DIRECTIVE
Reproduce each of the lines word for word.

SOURCE MATERIAL
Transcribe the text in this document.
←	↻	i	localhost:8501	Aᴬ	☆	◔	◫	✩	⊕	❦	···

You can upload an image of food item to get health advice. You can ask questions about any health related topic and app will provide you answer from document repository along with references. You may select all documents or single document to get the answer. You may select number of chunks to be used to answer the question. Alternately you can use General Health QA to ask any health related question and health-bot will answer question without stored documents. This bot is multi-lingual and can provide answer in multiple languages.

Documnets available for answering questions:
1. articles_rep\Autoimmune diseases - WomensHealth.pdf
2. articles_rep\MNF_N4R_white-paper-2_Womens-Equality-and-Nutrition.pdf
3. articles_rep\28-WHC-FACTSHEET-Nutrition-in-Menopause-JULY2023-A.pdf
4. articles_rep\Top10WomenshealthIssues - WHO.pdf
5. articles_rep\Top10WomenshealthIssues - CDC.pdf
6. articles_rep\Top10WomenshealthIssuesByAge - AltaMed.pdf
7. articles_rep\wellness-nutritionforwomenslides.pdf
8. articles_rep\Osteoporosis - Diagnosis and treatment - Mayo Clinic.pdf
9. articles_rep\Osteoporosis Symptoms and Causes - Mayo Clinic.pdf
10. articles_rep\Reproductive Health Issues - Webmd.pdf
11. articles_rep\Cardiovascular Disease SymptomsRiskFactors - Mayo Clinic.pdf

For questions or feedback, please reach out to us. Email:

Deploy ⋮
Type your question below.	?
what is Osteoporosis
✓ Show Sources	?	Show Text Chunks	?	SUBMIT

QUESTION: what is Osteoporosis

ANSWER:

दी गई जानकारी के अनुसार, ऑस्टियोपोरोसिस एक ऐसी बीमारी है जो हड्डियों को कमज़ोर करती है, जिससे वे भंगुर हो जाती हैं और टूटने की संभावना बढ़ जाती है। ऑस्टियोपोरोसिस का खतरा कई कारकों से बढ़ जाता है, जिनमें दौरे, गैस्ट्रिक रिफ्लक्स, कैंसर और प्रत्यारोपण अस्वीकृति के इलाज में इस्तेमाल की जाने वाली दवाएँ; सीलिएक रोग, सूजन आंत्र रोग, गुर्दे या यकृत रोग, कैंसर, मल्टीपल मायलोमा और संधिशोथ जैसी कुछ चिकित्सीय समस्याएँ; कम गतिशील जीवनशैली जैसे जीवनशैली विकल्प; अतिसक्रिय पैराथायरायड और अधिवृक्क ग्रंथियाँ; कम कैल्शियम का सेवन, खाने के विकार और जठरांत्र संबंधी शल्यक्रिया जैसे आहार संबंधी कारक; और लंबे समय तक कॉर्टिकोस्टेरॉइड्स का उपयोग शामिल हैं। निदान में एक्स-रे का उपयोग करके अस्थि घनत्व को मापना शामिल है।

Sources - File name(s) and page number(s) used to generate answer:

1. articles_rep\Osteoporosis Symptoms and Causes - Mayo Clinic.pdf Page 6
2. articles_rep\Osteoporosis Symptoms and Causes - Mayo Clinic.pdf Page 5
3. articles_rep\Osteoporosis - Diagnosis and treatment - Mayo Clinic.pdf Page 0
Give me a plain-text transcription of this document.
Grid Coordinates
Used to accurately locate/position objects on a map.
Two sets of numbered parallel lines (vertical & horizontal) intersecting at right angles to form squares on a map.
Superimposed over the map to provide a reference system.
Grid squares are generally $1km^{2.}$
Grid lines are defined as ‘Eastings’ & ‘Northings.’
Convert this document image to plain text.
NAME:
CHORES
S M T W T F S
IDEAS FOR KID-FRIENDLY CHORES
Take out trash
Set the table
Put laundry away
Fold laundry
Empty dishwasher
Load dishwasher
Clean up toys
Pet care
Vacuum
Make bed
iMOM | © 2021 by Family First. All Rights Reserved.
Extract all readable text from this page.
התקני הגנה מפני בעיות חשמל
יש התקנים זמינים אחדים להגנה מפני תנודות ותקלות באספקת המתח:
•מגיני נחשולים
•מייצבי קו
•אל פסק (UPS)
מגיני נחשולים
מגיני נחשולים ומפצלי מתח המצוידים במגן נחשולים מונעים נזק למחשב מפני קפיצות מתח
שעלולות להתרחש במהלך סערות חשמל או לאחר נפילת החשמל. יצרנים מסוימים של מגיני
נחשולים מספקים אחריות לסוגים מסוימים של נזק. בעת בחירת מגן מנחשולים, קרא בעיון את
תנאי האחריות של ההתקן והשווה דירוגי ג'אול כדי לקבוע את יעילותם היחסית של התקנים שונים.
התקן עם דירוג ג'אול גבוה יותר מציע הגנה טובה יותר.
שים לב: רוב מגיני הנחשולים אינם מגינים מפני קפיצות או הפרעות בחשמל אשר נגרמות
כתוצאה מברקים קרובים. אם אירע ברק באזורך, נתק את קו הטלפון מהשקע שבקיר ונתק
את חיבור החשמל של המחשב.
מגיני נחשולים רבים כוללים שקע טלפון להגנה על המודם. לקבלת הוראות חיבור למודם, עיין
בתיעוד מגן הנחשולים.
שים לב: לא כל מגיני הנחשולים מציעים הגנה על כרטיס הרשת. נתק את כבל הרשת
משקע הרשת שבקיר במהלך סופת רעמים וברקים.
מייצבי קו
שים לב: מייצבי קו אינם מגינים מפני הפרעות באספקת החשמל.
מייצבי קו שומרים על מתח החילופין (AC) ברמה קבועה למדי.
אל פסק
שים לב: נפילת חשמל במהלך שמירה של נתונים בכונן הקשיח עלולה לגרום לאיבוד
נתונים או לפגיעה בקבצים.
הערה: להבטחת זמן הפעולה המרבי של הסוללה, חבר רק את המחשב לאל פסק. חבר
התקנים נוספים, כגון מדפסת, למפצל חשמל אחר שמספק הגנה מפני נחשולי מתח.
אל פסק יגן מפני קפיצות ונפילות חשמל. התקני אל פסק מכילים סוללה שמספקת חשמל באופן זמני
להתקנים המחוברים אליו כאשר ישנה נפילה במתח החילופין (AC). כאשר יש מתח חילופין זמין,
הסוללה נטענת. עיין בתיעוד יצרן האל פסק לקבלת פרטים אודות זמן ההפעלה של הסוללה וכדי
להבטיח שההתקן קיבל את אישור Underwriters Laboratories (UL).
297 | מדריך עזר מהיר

COMPLETE OUTPUT
Transcribe the text in this document.
←	↻	i	localhost:8501	Aᴬ	☆	◔	◫	✩	⊕	❦	···

You can upload an image of food item to get health advice. You can ask questions about any health related topic and app will provide you answer from document repository along with references. You may select all documents or single document to get the answer. You may select number of chunks to be used to answer the question. Alternately you can use General Health QA to ask any health related question and health-bot will answer question without stored documents. This bot is multi-lingual and can provide answer in multiple languages.

Documnets available for answering questions:
1. articles_rep\Autoimmune diseases - WomensHealth.pdf
2. articles_rep\MNF_N4R_white-paper-2_Womens-Equality-and-Nutrition.pdf
3. articles_rep\28-WHC-FACTSHEET-Nutrition-in-Menopause-JULY2023-A.pdf
4. articles_rep\Top10WomenshealthIssues - WHO.pdf
5. articles_rep\Top10WomenshealthIssues - CDC.pdf
6. articles_rep\Top10WomenshealthIssuesByAge - AltaMed.pdf
7. articles_rep\wellness-nutritionforwomenslides.pdf
8. articles_rep\Osteoporosis - Diagnosis and treatment - Mayo Clinic.pdf
9. articles_rep\Osteoporosis Symptoms and Causes - Mayo Clinic.pdf
10. articles_rep\Reproductive Health Issues - Webmd.pdf
11. articles_rep\Cardiovascular Disease SymptomsRiskFactors - Mayo Clinic.pdf

For questions or feedback, please reach out to us. Email:

Deploy ⋮
Type your question below.	?
what is Osteoporosis
✓ Show Sources	?	Show Text Chunks	?	SUBMIT

QUESTION: what is Osteoporosis

ANSWER:

दी गई जानकारी के अनुसार, ऑस्टियोपोरोसिस एक ऐसी बीमारी है जो हड्डियों को कमज़ोर करती है, जिससे वे भंगुर हो जाती हैं और टूटने की संभावना बढ़ जाती है। ऑस्टियोपोरोसिस का खतरा कई कारकों से बढ़ जाता है, जिनमें दौरे, गैस्ट्रिक रिफ्लक्स, कैंसर और प्रत्यारोपण अस्वीकृति के इलाज में इस्तेमाल की जाने वाली दवाएँ; सीलिएक रोग, सूजन आंत्र रोग, गुर्दे या यकृत रोग, कैंसर, मल्टीपल मायलोमा और संधिशोथ जैसी कुछ चिकित्सीय समस्याएँ; कम गतिशील जीवनशैली जैसे जीवनशैली विकल्प; अतिसक्रिय पैराथायरायड और अधिवृक्क ग्रंथियाँ; कम कैल्शियम का सेवन, खाने के विकार और जठरांत्र संबंधी शल्यक्रिया जैसे आहार संबंधी कारक; और लंबे समय तक कॉर्टिकोस्टेरॉइड्स का उपयोग शामिल हैं। निदान में एक्स-रे का उपयोग करके अस्थि घनत्व को मापना शामिल है।

Sources - File name(s) and page number(s) used to generate answer:

1. articles_rep\Osteoporosis Symptoms and Causes - Mayo Clinic.pdf Page 6
2. articles_rep\Osteoporosis Symptoms and Causes - Mayo Clinic.pdf Page 5
3. articles_rep\Osteoporosis - Diagnosis and treatment - Mayo Clinic.pdf Page 0
Give me a plain-text transcription of this document.
Grid Coordinates
Used to accurately locate/position objects on a map.
Two sets of numbered parallel lines (vertical & horizontal) intersecting at right angles to form squares on a map.
Superimposed over the map to provide a reference system.
Grid squares are generally $1km^{2.}$
Grid lines are defined as ‘Eastings’ & ‘Northings.’
Convert this document image to plain text.
NAME:
CHORES
S M T W T F S
IDEAS FOR KID-FRIENDLY CHORES
Take out trash
Set the table
Put laundry away
Fold laundry
Empty dishwasher
Load dishwasher
Clean up toys
Pet care
Vacuum
Make bed
iMOM | © 2021 by Family First. All Rights Reserved.
Extract all readable text from this page.
התקני הגנה מפני בעיות חשמל
יש התקנים זמינים אחדים להגנה מפני תנודות ותקלות באספקת המתח:
•מגיני נחשולים
•מייצבי קו
•אל פסק (UPS)
מגיני נחשולים
מגיני נחשולים ומפצלי מתח המצוידים במגן נחשולים מונעים נזק למחשב מפני קפיצות מתח
שעלולות להתרחש במהלך סערות חשמל או לאחר נפילת החשמל. יצרנים מסוימים של מגיני
נחשולים מספקים אחריות לסוגים מסוימים של נזק. בעת בחירת מגן מנחשולים, קרא בעיון את
תנאי האחריות של ההתקן והשווה דירוגי ג'אול כדי לקבוע את יעילותם היחסית של התקנים שונים.
התקן עם דירוג ג'אול גבוה יותר מציע הגנה טובה יותר.
שים לב: רוב מגיני הנחשולים אינם מגינים מפני קפיצות או הפרעות בחשמל אשר נגרמות
כתוצאה מברקים קרובים. אם אירע ברק באזורך, נתק את קו הטלפון מהשקע שבקיר ונתק
את חיבור החשמל של המחשב.
מגיני נחשולים רבים כוללים שקע טלפון להגנה על המודם. לקבלת הוראות חיבור למודם, עיין
בתיעוד מגן הנחשולים.
שים לב: לא כל מגיני הנחשולים מציעים הגנה על כרטיס הרשת. נתק את כבל הרשת
משקע הרשת שבקיר במהלך סופת רעמים וברקים.
מייצבי קו
שים לב: מייצבי קו אינם מגינים מפני הפרעות באספקת החשמל.
מייצבי קו שומרים על מתח החילופין (AC) ברמה קבועה למדי.
אל פסק
שים לב: נפילת חשמל במהלך שמירה של נתונים בכונן הקשיח עלולה לגרום לאיבוד
נתונים או לפגיעה בקבצים.
הערה: להבטחת זמן הפעולה המרבי של הסוללה, חבר רק את המחשב לאל פסק. חבר
התקנים נוספים, כגון מדפסת, למפצל חשמל אחר שמספק הגנה מפני נחשולי מתח.
אל פסק יגן מפני קפיצות ונפילות חשמל. התקני אל פסק מכילים סוללה שמספקת חשמל באופן זמני
להתקנים המחוברים אליו כאשר ישנה נפילה במתח החילופין (AC). כאשר יש מתח חילופין זמין,
הסוללה נטענת. עיין בתיעוד יצרן האל פסק לקבלת פרטים אודות זמן ההפעלה של הסוללה וכדי
להבטיח שההתקן קיבל את אישור Underwriters Laboratories (UL).
297 | מדריך עזר מהיר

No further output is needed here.